#### What is required
Please copy the data below exactly; none of the pictures in it belong in the copy.

Page and application data records
====================
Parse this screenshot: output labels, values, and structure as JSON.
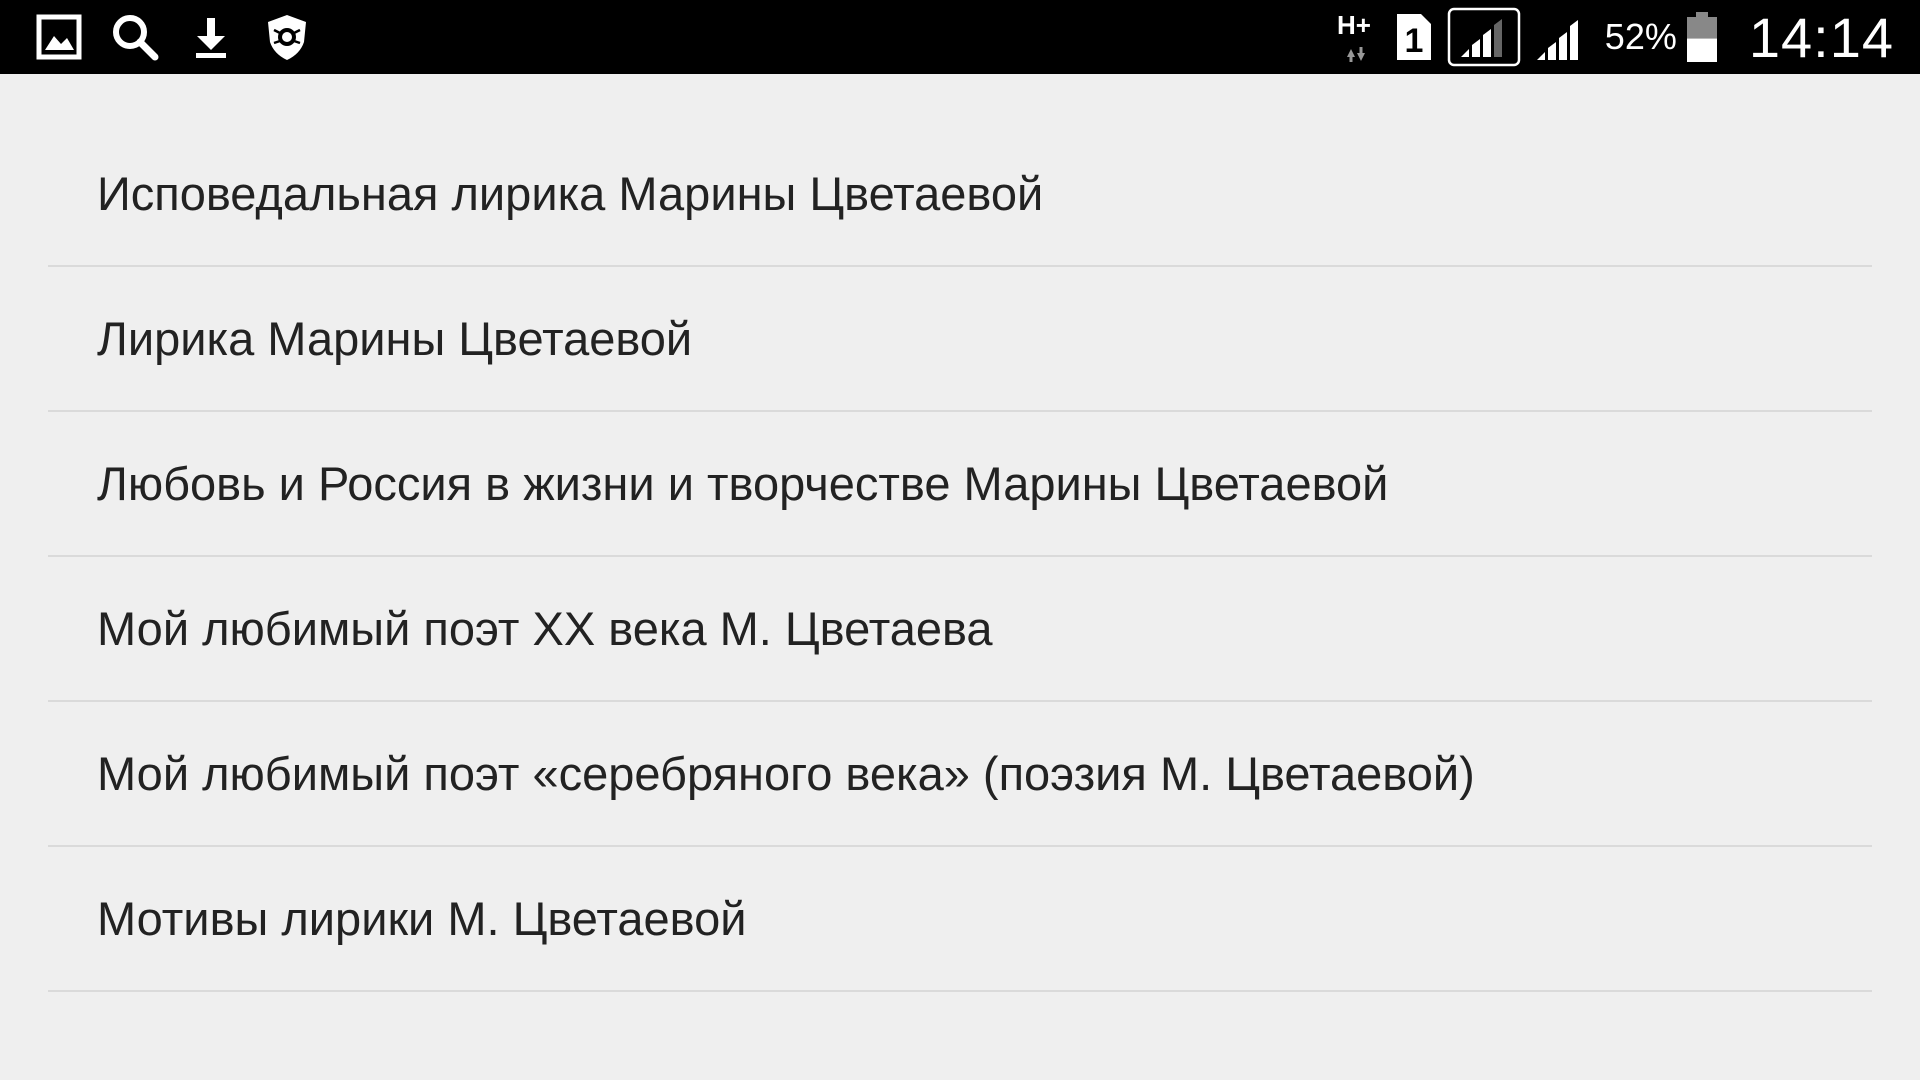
{
  "status_bar": {
    "left_icons": [
      "gallery-icon",
      "search-icon",
      "download-icon",
      "antivirus-shield-icon"
    ],
    "network_type": "H+",
    "sim_slot": "1",
    "battery_percent": "52%",
    "battery_level": 0.52,
    "time": "14:14"
  },
  "list": {
    "items": [
      {
        "label": "Исповедальная лирика Марины Цветаевой"
      },
      {
        "label": "Лирика Марины Цветаевой"
      },
      {
        "label": "Любовь и Россия в жизни и творчестве Марины Цветаевой"
      },
      {
        "label": "Мой любимый поэт XX века М. Цветаева"
      },
      {
        "label": "Мой любимый поэт «серебряного века» (поэзия М. Цветаевой)"
      },
      {
        "label": "Мотивы лирики М. Цветаевой"
      }
    ]
  }
}
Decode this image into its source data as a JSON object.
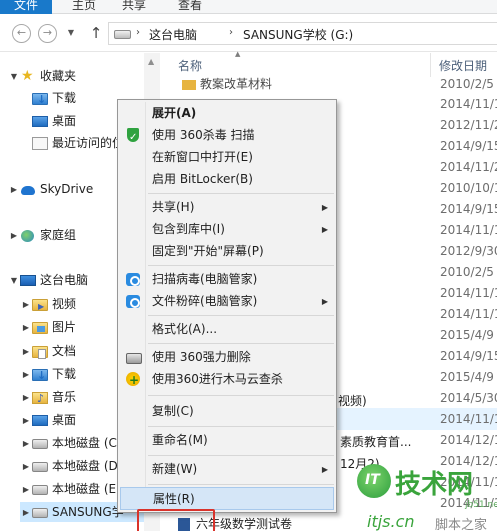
{
  "ribbon": {
    "tabs": [
      "文件",
      "主页",
      "共享",
      "查看"
    ]
  },
  "address": {
    "crumbs": [
      "这台电脑",
      "SANSUNG学校 (G:)"
    ]
  },
  "navpane": {
    "favorites": "收藏夹",
    "downloads": "下载",
    "desktop": "桌面",
    "recent": "最近访问的位",
    "skydrive": "SkyDrive",
    "homegroup": "家庭组",
    "thispc": "这台电脑",
    "videos": "视频",
    "pictures": "图片",
    "documents": "文档",
    "downloads2": "下载",
    "music": "音乐",
    "desktop2": "桌面",
    "diskC": "本地磁盘 (C",
    "diskD": "本地磁盘 (D",
    "diskE": "本地磁盘 (E:",
    "usb": "SANSUNG学"
  },
  "filelist": {
    "col_name": "名称",
    "col_date": "修改日期",
    "top_partial": "教案改革材料",
    "dates": [
      "2010/2/5",
      "2014/11/1",
      "2012/11/2",
      "2014/9/15",
      "2014/11/2",
      "2010/10/1",
      "2014/9/15",
      "2014/11/1",
      "2012/9/30",
      "2010/2/5",
      "2014/11/1",
      "2014/11/1",
      "2015/4/9",
      "2014/9/15",
      "2015/4/9",
      "2014/5/30",
      "2014/11/1",
      "2014/12/1",
      "2014/12/1",
      "2014/11/1",
      "2014/11/1"
    ],
    "partial_shipin": "视频)",
    "partial_suzhi": "素质教育首...",
    "partial_2yue": "12月2)",
    "last_row": "六年级数学测试卷"
  },
  "menu": {
    "expand": "展开(A)",
    "scan360": "使用 360杀毒 扫描",
    "newwindow": "在新窗口中打开(E)",
    "bitlocker": "启用 BitLocker(B)",
    "share": "共享(H)",
    "library": "包含到库中(I)",
    "pinstart": "固定到\"开始\"屏幕(P)",
    "scanvirus": "扫描病毒(电脑管家)",
    "shredder": "文件粉碎(电脑管家)",
    "format": "格式化(A)...",
    "del360": "使用 360强力删除",
    "trojan360": "使用360进行木马云查杀",
    "copy": "复制(C)",
    "rename": "重命名(M)",
    "new": "新建(W)",
    "properties": "属性(R)"
  },
  "watermark": {
    "big": "技术网",
    "small": "jb51.net",
    "url": "itjs.cn",
    "jb": "脚本之家"
  }
}
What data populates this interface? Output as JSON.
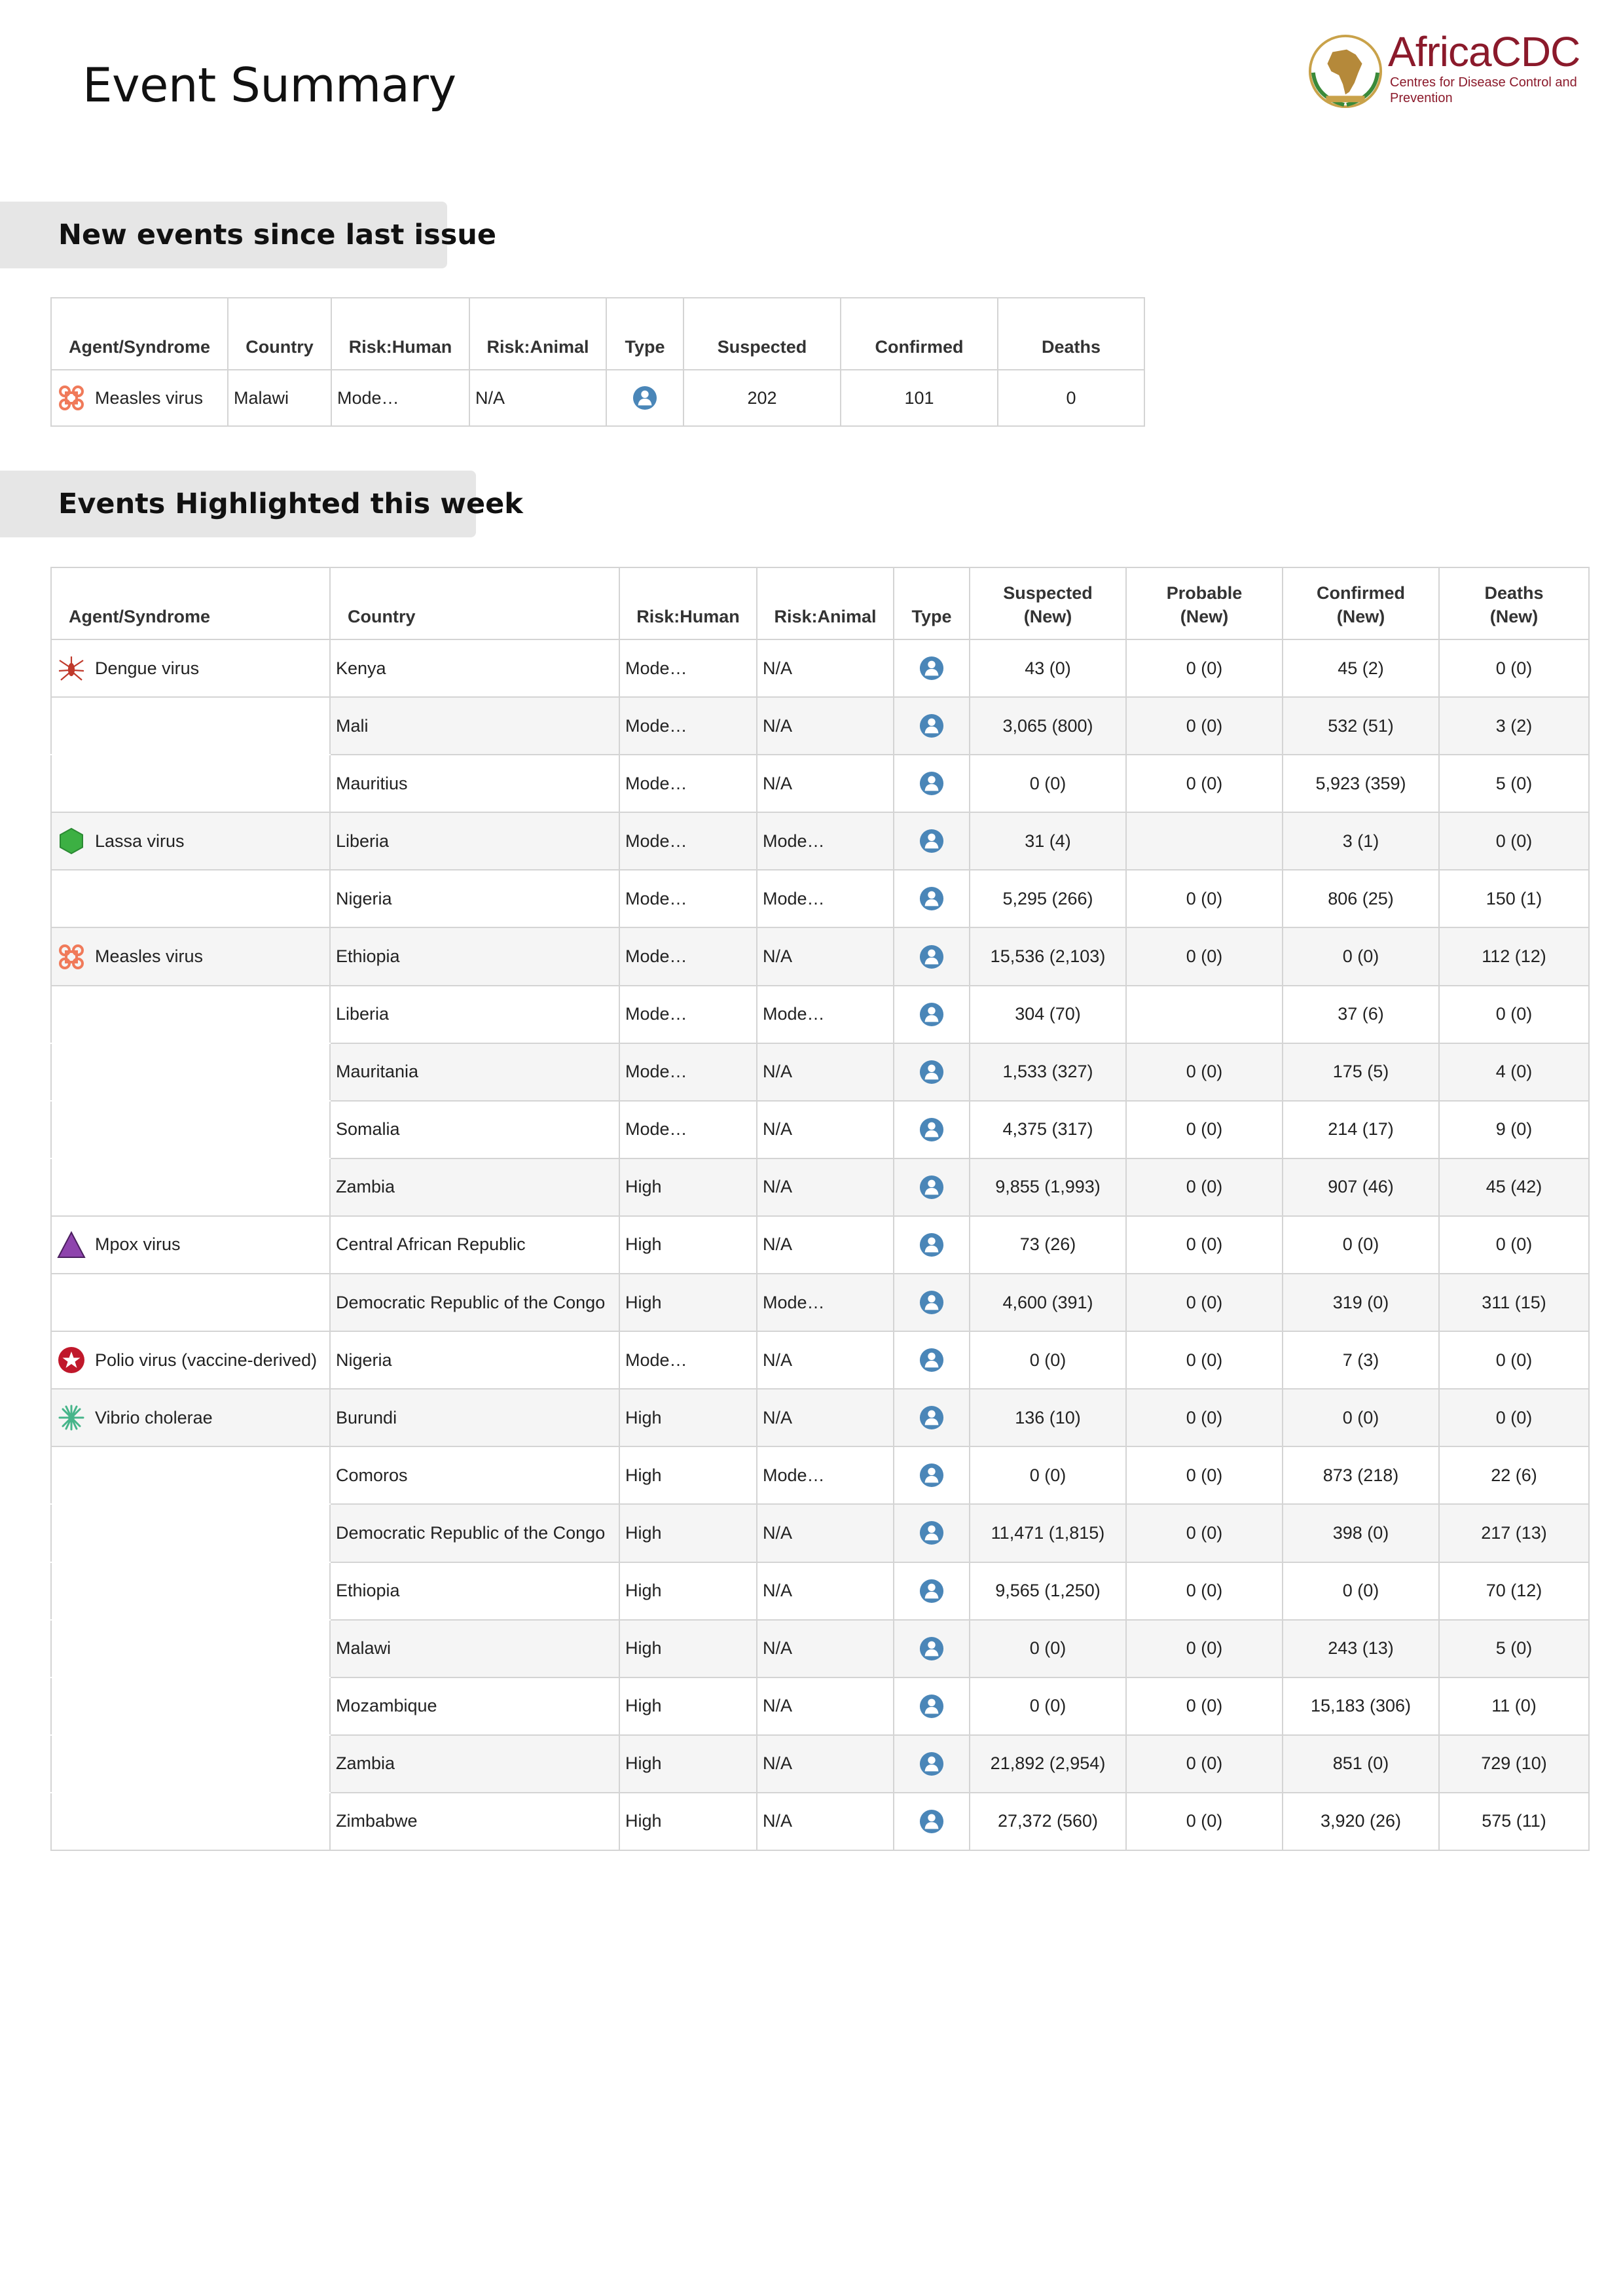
====================
#### Written response
Parse this screenshot: output labels, values, and structure as JSON.
{
  "status_bar": {
    "left_icons": [
      "gallery-icon",
      "search-icon",
      "download-icon",
      "antivirus-shield-icon"
    ],
    "network_type": "H+",
    "sim_slot": "1",
    "battery_percent": "52%",
    "battery_level": 0.52,
    "time": "14:14"
  },
  "list": {
    "items": [
      {
        "label": "Исповедальная лирика Марины Цветаевой"
      },
      {
        "label": "Лирика Марины Цветаевой"
      },
      {
        "label": "Любовь и Россия в жизни и творчестве Марины Цветаевой"
      },
      {
        "label": "Мой любимый поэт XX века М. Цветаева"
      },
      {
        "label": "Мой любимый поэт «серебряного века» (поэзия М. Цветаевой)"
      },
      {
        "label": "Мотивы лирики М. Цветаевой"
      }
    ]
  }
}
Decode this image into its source data as a JSON object.
{
  "ribbon": {
    "tabs": [
      "文件",
      "主页",
      "共享",
      "查看"
    ]
  },
  "address": {
    "crumbs": [
      "这台电脑",
      "SANSUNG学校 (G:)"
    ]
  },
  "navpane": {
    "favorites": "收藏夹",
    "downloads": "下载",
    "desktop": "桌面",
    "recent": "最近访问的位",
    "skydrive": "SkyDrive",
    "homegroup": "家庭组",
    "thispc": "这台电脑",
    "videos": "视频",
    "pictures": "图片",
    "documents": "文档",
    "downloads2": "下载",
    "music": "音乐",
    "desktop2": "桌面",
    "diskC": "本地磁盘 (C",
    "diskD": "本地磁盘 (D",
    "diskE": "本地磁盘 (E:",
    "usb": "SANSUNG学"
  },
  "filelist": {
    "col_name": "名称",
    "col_date": "修改日期",
    "top_partial": "教案改革材料",
    "dates": [
      "2010/2/5",
      "2014/11/1",
      "2012/11/2",
      "2014/9/15",
      "2014/11/2",
      "2010/10/1",
      "2014/9/15",
      "2014/11/1",
      "2012/9/30",
      "2010/2/5",
      "2014/11/1",
      "2014/11/1",
      "2015/4/9",
      "2014/9/15",
      "2015/4/9",
      "2014/5/30",
      "2014/11/1",
      "2014/12/1",
      "2014/12/1",
      "2014/11/1",
      "2014/11/1"
    ],
    "partial_shipin": "视频)",
    "partial_suzhi": "素质教育首...",
    "partial_2yue": "12月2)",
    "last_row": "六年级数学测试卷"
  },
  "menu": {
    "expand": "展开(A)",
    "scan360": "使用 360杀毒 扫描",
    "newwindow": "在新窗口中打开(E)",
    "bitlocker": "启用 BitLocker(B)",
    "share": "共享(H)",
    "library": "包含到库中(I)",
    "pinstart": "固定到\"开始\"屏幕(P)",
    "scanvirus": "扫描病毒(电脑管家)",
    "shredder": "文件粉碎(电脑管家)",
    "format": "格式化(A)...",
    "del360": "使用 360强力删除",
    "trojan360": "使用360进行木马云查杀",
    "copy": "复制(C)",
    "rename": "重命名(M)",
    "new": "新建(W)",
    "properties": "属性(R)"
  },
  "watermark": {
    "big": "技术网",
    "small": "jb51.net",
    "url": "itjs.cn",
    "jb": "脚本之家"
  }
}
What data populates this interface? Output as JSON.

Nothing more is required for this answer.